— THE EXERCISE —
Find the lines containing the word "литер" and copy every one of them.

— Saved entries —
"""

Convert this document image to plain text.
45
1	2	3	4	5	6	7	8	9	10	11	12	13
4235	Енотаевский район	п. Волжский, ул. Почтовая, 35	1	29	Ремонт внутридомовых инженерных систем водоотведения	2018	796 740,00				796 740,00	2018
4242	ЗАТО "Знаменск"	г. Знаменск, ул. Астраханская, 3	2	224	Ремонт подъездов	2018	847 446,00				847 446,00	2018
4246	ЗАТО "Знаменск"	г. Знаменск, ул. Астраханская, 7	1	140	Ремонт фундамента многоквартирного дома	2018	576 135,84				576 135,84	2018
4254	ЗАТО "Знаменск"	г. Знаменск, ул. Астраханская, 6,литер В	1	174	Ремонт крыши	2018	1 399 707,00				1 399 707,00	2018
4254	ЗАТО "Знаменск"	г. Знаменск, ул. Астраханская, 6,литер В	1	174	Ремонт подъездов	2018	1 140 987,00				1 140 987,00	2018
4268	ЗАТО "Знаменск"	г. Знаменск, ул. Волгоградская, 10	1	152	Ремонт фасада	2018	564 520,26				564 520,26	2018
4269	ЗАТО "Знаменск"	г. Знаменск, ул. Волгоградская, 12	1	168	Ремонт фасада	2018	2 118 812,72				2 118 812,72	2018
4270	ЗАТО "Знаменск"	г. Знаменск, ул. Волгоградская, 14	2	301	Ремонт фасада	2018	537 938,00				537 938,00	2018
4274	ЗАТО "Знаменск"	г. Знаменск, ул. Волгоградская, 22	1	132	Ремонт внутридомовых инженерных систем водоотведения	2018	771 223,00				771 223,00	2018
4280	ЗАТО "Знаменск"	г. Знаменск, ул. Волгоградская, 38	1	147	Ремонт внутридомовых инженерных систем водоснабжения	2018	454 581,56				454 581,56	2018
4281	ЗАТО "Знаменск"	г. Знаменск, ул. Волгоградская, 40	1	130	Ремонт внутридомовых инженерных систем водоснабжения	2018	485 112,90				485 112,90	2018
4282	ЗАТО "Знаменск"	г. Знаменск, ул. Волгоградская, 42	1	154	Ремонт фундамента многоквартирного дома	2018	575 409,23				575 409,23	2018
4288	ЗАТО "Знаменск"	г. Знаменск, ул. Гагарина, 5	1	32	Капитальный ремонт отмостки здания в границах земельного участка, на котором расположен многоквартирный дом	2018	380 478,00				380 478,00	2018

"""

— RESULT FOR THIS TASK —
4254	ЗАТО "Знаменск"	г. Знаменск, ул. Астраханская, 6,литер В	1	174	Ремонт крыши	2018	1 399 707,00				1 399 707,00	2018
4254	ЗАТО "Знаменск"	г. Знаменск, ул. Астраханская, 6,литер В	1	174	Ремонт подъездов	2018	1 140 987,00				1 140 987,00	2018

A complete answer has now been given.